Exercise: Write out every line below that includes the word "style".

╭──

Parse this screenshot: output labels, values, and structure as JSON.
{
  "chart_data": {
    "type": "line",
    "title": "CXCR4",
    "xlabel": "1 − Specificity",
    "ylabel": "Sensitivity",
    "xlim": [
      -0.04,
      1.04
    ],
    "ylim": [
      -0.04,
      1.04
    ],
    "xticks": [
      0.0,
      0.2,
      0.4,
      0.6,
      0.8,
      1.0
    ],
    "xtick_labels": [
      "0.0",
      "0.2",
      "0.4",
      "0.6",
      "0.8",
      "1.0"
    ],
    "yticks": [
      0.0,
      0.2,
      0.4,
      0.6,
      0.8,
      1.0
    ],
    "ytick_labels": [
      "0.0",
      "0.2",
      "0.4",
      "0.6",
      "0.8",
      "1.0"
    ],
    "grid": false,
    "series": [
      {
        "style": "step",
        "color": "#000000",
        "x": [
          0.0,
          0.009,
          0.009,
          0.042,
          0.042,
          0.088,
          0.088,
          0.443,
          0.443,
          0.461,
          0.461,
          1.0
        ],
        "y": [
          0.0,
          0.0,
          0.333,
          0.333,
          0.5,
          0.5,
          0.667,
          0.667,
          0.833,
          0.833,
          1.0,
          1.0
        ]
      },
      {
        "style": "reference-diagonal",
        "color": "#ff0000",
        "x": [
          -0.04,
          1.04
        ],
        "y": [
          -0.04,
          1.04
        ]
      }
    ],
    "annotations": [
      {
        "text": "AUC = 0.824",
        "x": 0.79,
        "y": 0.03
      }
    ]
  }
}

╰──

Written solution:
        "style": "step",
        "style": "reference-diagonal",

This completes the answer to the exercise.